Objective: Restate the entries below word for word, omitting nothing.

Items:
/---
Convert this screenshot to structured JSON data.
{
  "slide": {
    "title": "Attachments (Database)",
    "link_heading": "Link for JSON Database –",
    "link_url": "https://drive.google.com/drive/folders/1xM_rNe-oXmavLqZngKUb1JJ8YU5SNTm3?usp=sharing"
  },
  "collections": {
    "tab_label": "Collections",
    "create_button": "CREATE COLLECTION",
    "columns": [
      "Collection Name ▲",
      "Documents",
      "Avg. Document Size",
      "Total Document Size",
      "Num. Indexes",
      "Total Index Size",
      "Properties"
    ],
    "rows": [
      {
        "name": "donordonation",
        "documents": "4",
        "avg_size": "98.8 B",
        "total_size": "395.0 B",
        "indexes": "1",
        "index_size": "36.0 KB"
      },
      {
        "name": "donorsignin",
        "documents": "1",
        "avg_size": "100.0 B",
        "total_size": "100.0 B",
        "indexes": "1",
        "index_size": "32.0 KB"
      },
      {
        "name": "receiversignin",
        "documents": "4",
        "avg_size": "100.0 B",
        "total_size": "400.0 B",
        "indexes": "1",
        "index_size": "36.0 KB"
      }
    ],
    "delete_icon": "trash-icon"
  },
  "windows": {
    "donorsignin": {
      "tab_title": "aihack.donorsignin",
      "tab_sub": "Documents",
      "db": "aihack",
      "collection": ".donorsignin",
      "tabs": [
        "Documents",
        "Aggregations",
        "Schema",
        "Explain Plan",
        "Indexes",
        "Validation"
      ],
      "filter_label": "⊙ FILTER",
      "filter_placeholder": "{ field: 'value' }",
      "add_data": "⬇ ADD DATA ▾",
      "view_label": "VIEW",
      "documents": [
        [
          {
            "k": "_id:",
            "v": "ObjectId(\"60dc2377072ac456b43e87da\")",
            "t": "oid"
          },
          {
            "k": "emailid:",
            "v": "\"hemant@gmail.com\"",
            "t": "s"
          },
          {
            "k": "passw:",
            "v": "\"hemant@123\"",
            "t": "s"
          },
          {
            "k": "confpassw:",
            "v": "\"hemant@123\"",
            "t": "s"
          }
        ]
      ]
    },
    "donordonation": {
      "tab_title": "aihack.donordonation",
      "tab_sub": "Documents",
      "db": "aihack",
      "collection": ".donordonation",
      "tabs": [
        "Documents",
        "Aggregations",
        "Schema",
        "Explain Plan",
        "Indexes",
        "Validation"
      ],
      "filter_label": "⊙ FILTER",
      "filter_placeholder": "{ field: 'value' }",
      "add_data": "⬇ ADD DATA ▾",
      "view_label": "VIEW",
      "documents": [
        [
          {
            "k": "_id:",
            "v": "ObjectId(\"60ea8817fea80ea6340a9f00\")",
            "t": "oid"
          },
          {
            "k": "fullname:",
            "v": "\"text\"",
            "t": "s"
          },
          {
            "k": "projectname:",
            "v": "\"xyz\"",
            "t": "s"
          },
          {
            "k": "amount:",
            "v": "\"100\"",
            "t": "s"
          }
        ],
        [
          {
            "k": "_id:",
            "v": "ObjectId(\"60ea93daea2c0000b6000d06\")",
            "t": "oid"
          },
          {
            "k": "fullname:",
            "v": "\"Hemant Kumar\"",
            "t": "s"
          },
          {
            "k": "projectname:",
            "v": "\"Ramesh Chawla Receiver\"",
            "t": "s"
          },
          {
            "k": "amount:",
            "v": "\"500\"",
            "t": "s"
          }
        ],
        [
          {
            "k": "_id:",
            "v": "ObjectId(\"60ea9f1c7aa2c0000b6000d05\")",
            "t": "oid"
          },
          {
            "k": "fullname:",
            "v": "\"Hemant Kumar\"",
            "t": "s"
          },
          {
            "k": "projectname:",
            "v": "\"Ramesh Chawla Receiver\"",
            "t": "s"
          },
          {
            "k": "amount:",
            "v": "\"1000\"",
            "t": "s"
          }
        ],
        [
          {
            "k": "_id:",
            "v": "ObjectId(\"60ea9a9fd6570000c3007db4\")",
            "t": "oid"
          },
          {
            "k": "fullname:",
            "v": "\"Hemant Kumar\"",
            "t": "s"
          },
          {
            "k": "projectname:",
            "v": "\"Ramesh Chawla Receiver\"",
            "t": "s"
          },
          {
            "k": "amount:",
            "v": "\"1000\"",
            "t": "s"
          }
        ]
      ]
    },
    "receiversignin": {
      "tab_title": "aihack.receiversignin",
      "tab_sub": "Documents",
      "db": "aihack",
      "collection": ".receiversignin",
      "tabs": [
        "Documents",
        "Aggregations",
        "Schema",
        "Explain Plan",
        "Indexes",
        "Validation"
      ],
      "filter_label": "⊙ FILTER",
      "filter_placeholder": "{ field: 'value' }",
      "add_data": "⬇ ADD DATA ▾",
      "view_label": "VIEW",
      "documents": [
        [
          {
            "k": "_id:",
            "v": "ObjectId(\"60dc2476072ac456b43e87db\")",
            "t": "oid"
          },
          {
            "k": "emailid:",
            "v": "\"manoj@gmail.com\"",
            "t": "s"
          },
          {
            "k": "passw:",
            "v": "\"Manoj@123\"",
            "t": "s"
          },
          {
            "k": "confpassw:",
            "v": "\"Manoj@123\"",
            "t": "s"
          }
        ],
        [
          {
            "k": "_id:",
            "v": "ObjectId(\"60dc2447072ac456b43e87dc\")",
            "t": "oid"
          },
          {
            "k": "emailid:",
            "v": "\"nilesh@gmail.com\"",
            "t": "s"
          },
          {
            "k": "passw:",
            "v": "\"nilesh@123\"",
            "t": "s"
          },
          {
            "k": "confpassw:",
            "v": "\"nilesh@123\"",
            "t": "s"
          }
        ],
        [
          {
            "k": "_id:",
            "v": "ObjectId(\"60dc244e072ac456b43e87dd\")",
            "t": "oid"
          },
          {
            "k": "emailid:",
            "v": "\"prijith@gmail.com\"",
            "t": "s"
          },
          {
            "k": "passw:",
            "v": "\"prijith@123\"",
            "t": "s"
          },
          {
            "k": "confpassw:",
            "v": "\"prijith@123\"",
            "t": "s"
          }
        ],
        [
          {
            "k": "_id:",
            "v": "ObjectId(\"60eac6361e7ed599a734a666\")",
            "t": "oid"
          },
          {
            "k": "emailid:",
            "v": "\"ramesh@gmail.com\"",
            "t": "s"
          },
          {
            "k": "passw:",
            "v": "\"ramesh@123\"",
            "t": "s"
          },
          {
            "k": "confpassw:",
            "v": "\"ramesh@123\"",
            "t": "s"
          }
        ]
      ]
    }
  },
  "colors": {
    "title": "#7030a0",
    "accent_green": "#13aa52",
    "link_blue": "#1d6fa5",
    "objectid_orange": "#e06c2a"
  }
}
\---
Complete answer:
Convert this screenshot to structured JSON data.
{
  "slide": {
    "title": "Attachments (Database)",
    "link_heading": "Link for JSON Database –",
    "link_url": "https://drive.google.com/drive/folders/1xM_rNe-oXmavLqZngKUb1JJ8YU5SNTm3?usp=sharing"
  },
  "collections": {
    "tab_label": "Collections",
    "create_button": "CREATE COLLECTION",
    "columns": [
      "Collection Name ▲",
      "Documents",
      "Avg. Document Size",
      "Total Document Size",
      "Num. Indexes",
      "Total Index Size",
      "Properties"
    ],
    "rows": [
      {
        "name": "donordonation",
        "documents": "4",
        "avg_size": "98.8 B",
        "total_size": "395.0 B",
        "indexes": "1",
        "index_size": "36.0 KB"
      },
      {
        "name": "donorsignin",
        "documents": "1",
        "avg_size": "100.0 B",
        "total_size": "100.0 B",
        "indexes": "1",
        "index_size": "32.0 KB"
      },
      {
        "name": "receiversignin",
        "documents": "4",
        "avg_size": "100.0 B",
        "total_size": "400.0 B",
        "indexes": "1",
        "index_size": "36.0 KB"
      }
    ],
    "delete_icon": "trash-icon"
  },
  "windows": {
    "donorsignin": {
      "tab_title": "aihack.donorsignin",
      "tab_sub": "Documents",
      "db": "aihack",
      "collection": ".donorsignin",
      "tabs": [
        "Documents",
        "Aggregations",
        "Schema",
        "Explain Plan",
        "Indexes",
        "Validation"
      ],
      "filter_label": "⊙ FILTER",
      "filter_placeholder": "{ field: 'value' }",
      "add_data": "⬇ ADD DATA ▾",
      "view_label": "VIEW",
      "documents": [
        [
          {
            "k": "_id:",
            "v": "ObjectId(\"60dc2377072ac456b43e87da\")",
            "t": "oid"
          },
          {
            "k": "emailid:",
            "v": "\"hemant@gmail.com\"",
            "t": "s"
          },
          {
            "k": "passw:",
            "v": "\"hemant@123\"",
            "t": "s"
          },
          {
            "k": "confpassw:",
            "v": "\"hemant@123\"",
            "t": "s"
          }
        ]
      ]
    },
    "donordonation": {
      "tab_title": "aihack.donordonation",
      "tab_sub": "Documents",
      "db": "aihack",
      "collection": ".donordonation",
      "tabs": [
        "Documents",
        "Aggregations",
        "Schema",
        "Explain Plan",
        "Indexes",
        "Validation"
      ],
      "filter_label": "⊙ FILTER",
      "filter_placeholder": "{ field: 'value' }",
      "add_data": "⬇ ADD DATA ▾",
      "view_label": "VIEW",
      "documents": [
        [
          {
            "k": "_id:",
            "v": "ObjectId(\"60ea8817fea80ea6340a9f00\")",
            "t": "oid"
          },
          {
            "k": "fullname:",
            "v": "\"text\"",
            "t": "s"
          },
          {
            "k": "projectname:",
            "v": "\"xyz\"",
            "t": "s"
          },
          {
            "k": "amount:",
            "v": "\"100\"",
            "t": "s"
          }
        ],
        [
          {
            "k": "_id:",
            "v": "ObjectId(\"60ea93daea2c0000b6000d06\")",
            "t": "oid"
          },
          {
            "k": "fullname:",
            "v": "\"Hemant Kumar\"",
            "t": "s"
          },
          {
            "k": "projectname:",
            "v": "\"Ramesh Chawla Receiver\"",
            "t": "s"
          },
          {
            "k": "amount:",
            "v": "\"500\"",
            "t": "s"
          }
        ],
        [
          {
            "k": "_id:",
            "v": "ObjectId(\"60ea9f1c7aa2c0000b6000d05\")",
            "t": "oid"
          },
          {
            "k": "fullname:",
            "v": "\"Hemant Kumar\"",
            "t": "s"
          },
          {
            "k": "projectname:",
            "v": "\"Ramesh Chawla Receiver\"",
            "t": "s"
          },
          {
            "k": "amount:",
            "v": "\"1000\"",
            "t": "s"
          }
        ],
        [
          {
            "k": "_id:",
            "v": "ObjectId(\"60ea9a9fd6570000c3007db4\")",
            "t": "oid"
          },
          {
            "k": "fullname:",
            "v": "\"Hemant Kumar\"",
            "t": "s"
          },
          {
            "k": "projectname:",
            "v": "\"Ramesh Chawla Receiver\"",
            "t": "s"
          },
          {
            "k": "amount:",
            "v": "\"1000\"",
            "t": "s"
          }
        ]
      ]
    },
    "receiversignin": {
      "tab_title": "aihack.receiversignin",
      "tab_sub": "Documents",
      "db": "aihack",
      "collection": ".receiversignin",
      "tabs": [
        "Documents",
        "Aggregations",
        "Schema",
        "Explain Plan",
        "Indexes",
        "Validation"
      ],
      "filter_label": "⊙ FILTER",
      "filter_placeholder": "{ field: 'value' }",
      "add_data": "⬇ ADD DATA ▾",
      "view_label": "VIEW",
      "documents": [
        [
          {
            "k": "_id:",
            "v": "ObjectId(\"60dc2476072ac456b43e87db\")",
            "t": "oid"
          },
          {
            "k": "emailid:",
            "v": "\"manoj@gmail.com\"",
            "t": "s"
          },
          {
            "k": "passw:",
            "v": "\"Manoj@123\"",
            "t": "s"
          },
          {
            "k": "confpassw:",
            "v": "\"Manoj@123\"",
            "t": "s"
          }
        ],
        [
          {
            "k": "_id:",
            "v": "ObjectId(\"60dc2447072ac456b43e87dc\")",
            "t": "oid"
          },
          {
            "k": "emailid:",
            "v": "\"nilesh@gmail.com\"",
            "t": "s"
          },
          {
            "k": "passw:",
            "v": "\"nilesh@123\"",
            "t": "s"
          },
          {
            "k": "confpassw:",
            "v": "\"nilesh@123\"",
            "t": "s"
          }
        ],
        [
          {
            "k": "_id:",
            "v": "ObjectId(\"60dc244e072ac456b43e87dd\")",
            "t": "oid"
          },
          {
            "k": "emailid:",
            "v": "\"prijith@gmail.com\"",
            "t": "s"
          },
          {
            "k": "passw:",
            "v": "\"prijith@123\"",
            "t": "s"
          },
          {
            "k": "confpassw:",
            "v": "\"prijith@123\"",
            "t": "s"
          }
        ],
        [
          {
            "k": "_id:",
            "v": "ObjectId(\"60eac6361e7ed599a734a666\")",
            "t": "oid"
          },
          {
            "k": "emailid:",
            "v": "\"ramesh@gmail.com\"",
            "t": "s"
          },
          {
            "k": "passw:",
            "v": "\"ramesh@123\"",
            "t": "s"
          },
          {
            "k": "confpassw:",
            "v": "\"ramesh@123\"",
            "t": "s"
          }
        ]
      ]
    }
  },
  "colors": {
    "title": "#7030a0",
    "accent_green": "#13aa52",
    "link_blue": "#1d6fa5",
    "objectid_orange": "#e06c2a"
  }
}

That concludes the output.